> What is needed: Collect all lines from the records below that include the word "name".

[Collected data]
━━━━━━━━━━

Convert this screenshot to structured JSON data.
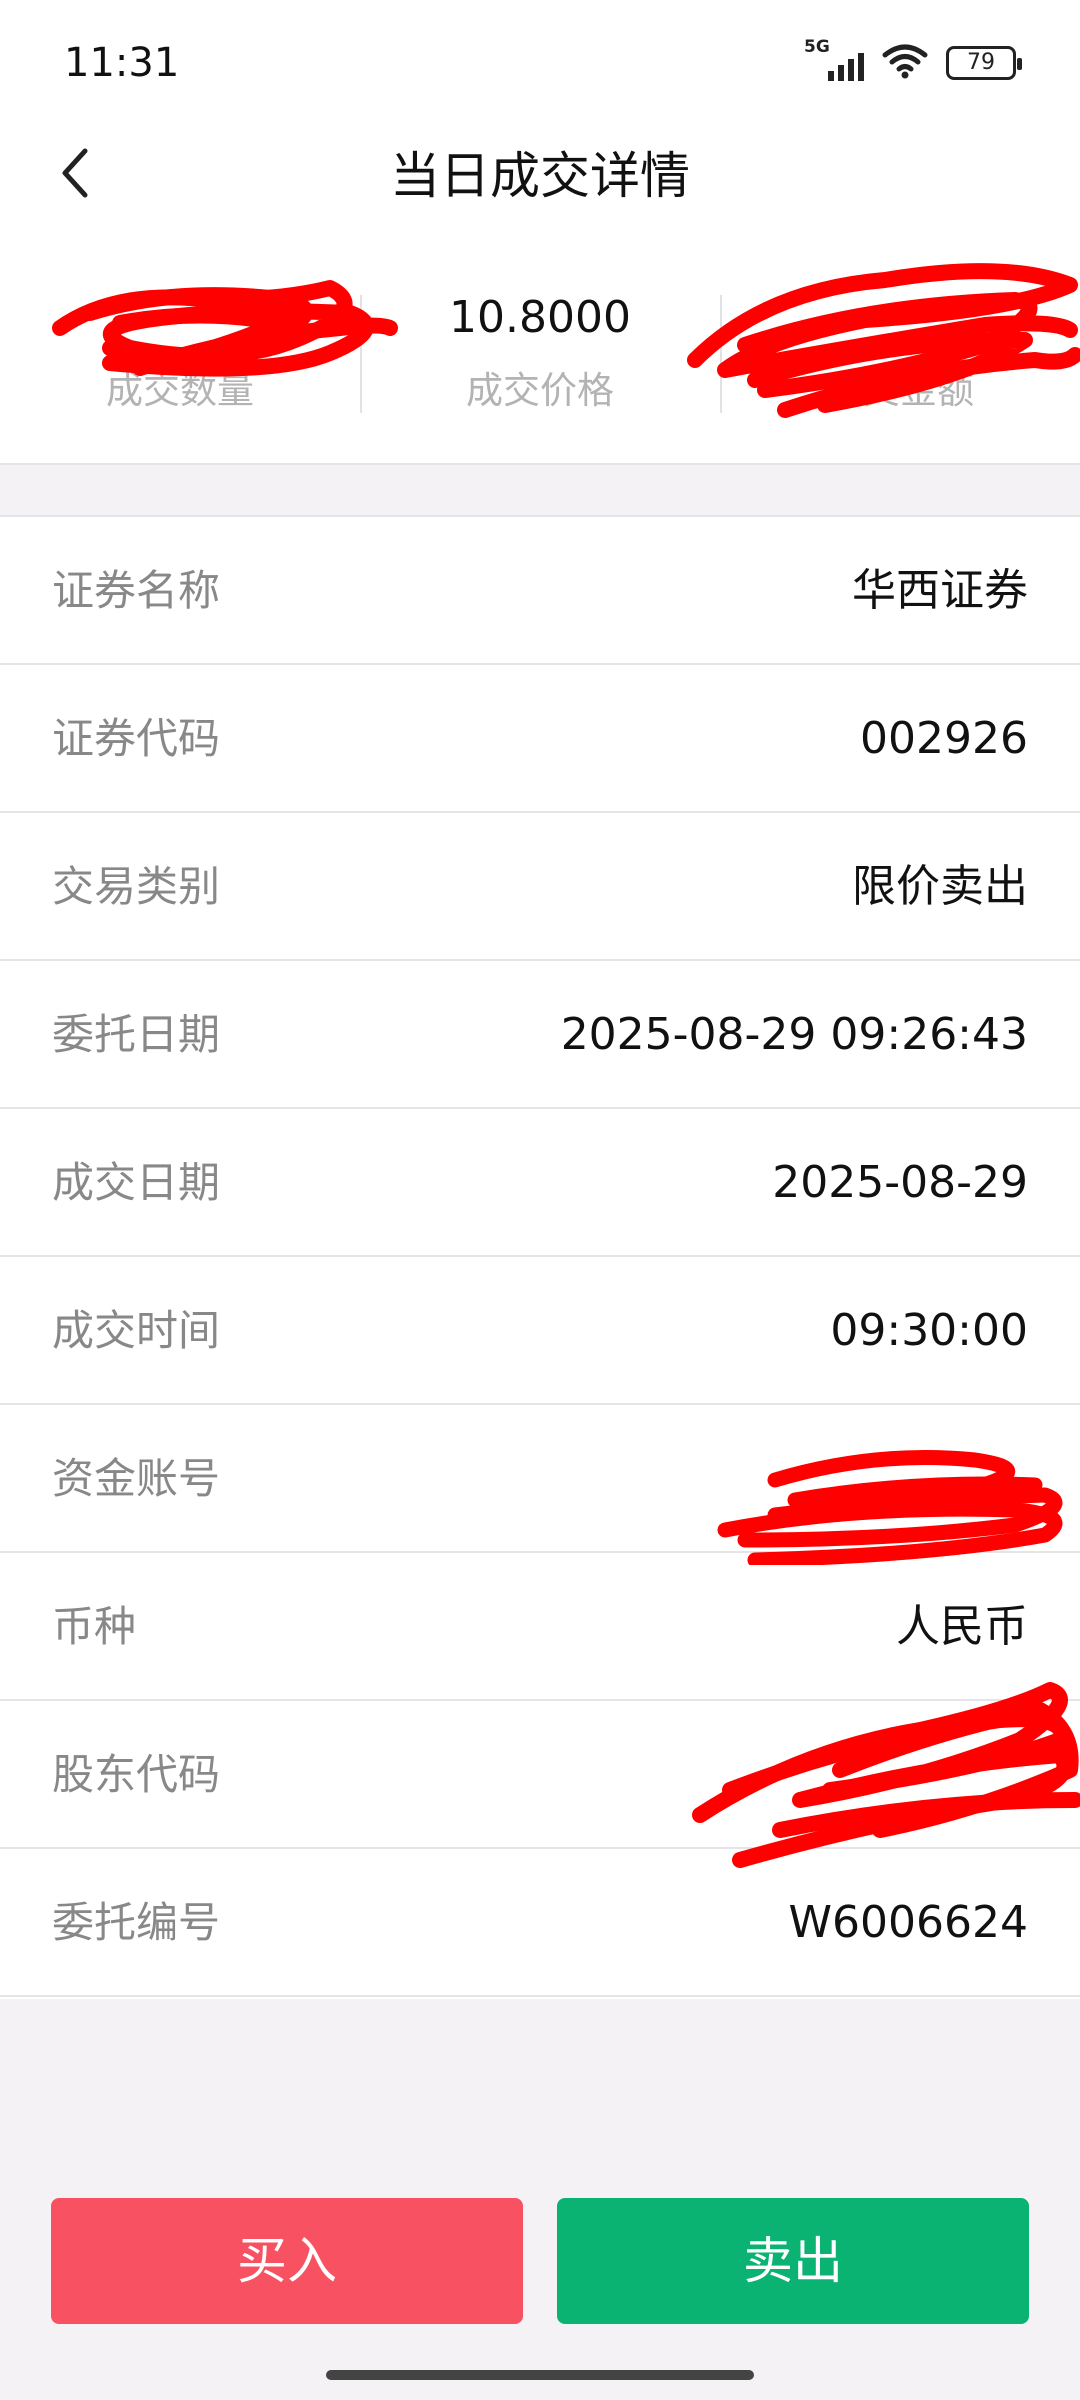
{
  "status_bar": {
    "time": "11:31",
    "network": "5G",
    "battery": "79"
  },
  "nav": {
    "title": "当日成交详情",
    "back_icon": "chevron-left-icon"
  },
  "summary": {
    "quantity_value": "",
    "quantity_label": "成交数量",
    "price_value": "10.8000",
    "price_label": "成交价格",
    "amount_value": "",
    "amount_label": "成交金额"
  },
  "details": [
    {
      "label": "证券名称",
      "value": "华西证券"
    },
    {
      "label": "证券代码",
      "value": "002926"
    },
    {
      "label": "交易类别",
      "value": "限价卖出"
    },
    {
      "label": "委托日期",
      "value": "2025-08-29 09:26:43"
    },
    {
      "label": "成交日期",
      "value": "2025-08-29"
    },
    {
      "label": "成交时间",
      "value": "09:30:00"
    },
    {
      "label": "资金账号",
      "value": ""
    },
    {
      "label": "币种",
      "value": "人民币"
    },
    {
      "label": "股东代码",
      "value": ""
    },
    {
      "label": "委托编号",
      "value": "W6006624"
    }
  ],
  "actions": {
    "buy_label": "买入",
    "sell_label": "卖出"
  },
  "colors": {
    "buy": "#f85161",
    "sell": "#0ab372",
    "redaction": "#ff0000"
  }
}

━━━━━━━━━━

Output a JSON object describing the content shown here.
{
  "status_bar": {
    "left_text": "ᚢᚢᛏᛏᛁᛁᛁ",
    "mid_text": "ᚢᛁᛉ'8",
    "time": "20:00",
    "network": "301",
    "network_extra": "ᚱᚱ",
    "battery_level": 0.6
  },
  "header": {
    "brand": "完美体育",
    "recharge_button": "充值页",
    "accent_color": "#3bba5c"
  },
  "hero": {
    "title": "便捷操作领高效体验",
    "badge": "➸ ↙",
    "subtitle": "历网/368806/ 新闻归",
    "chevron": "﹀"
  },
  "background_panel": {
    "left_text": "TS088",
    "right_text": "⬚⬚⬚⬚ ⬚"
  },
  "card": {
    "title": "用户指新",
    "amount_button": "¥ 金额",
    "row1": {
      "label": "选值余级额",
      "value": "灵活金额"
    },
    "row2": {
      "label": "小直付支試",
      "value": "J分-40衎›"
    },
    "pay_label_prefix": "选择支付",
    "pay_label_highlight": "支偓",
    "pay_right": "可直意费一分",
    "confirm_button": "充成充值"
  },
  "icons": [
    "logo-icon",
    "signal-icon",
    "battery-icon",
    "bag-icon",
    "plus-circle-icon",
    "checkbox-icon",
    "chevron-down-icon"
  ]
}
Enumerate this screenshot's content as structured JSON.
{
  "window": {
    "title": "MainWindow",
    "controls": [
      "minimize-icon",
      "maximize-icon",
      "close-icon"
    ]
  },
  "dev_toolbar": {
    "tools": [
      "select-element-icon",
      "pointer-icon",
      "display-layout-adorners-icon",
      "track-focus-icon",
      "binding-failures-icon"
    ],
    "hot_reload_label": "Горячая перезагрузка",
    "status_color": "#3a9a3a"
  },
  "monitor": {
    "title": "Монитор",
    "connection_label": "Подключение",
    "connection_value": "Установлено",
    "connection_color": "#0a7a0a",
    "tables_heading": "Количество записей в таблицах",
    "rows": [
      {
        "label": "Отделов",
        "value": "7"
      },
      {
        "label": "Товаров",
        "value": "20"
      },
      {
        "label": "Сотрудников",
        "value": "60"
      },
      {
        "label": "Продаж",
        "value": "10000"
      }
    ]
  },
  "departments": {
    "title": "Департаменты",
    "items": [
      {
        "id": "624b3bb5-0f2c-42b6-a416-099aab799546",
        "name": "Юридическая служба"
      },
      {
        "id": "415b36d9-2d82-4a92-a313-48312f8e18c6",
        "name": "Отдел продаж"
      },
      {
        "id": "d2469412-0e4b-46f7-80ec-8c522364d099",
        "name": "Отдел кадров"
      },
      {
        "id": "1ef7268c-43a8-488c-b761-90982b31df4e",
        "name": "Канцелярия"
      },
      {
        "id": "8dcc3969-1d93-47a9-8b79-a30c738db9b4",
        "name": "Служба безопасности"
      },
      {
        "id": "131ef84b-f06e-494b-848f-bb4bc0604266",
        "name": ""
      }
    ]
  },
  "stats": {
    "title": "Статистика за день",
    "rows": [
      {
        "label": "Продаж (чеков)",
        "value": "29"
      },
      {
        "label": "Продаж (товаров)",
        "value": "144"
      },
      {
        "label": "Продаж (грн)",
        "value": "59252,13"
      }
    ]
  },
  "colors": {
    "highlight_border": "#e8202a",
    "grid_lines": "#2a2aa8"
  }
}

━━━━━━━━━━

> Solution to this task:
        "name": "Юридическая служба"
        "name": "Отдел продаж"
        "name": "Отдел кадров"
        "name": "Канцелярия"
        "name": "Служба безопасности"
        "name": ""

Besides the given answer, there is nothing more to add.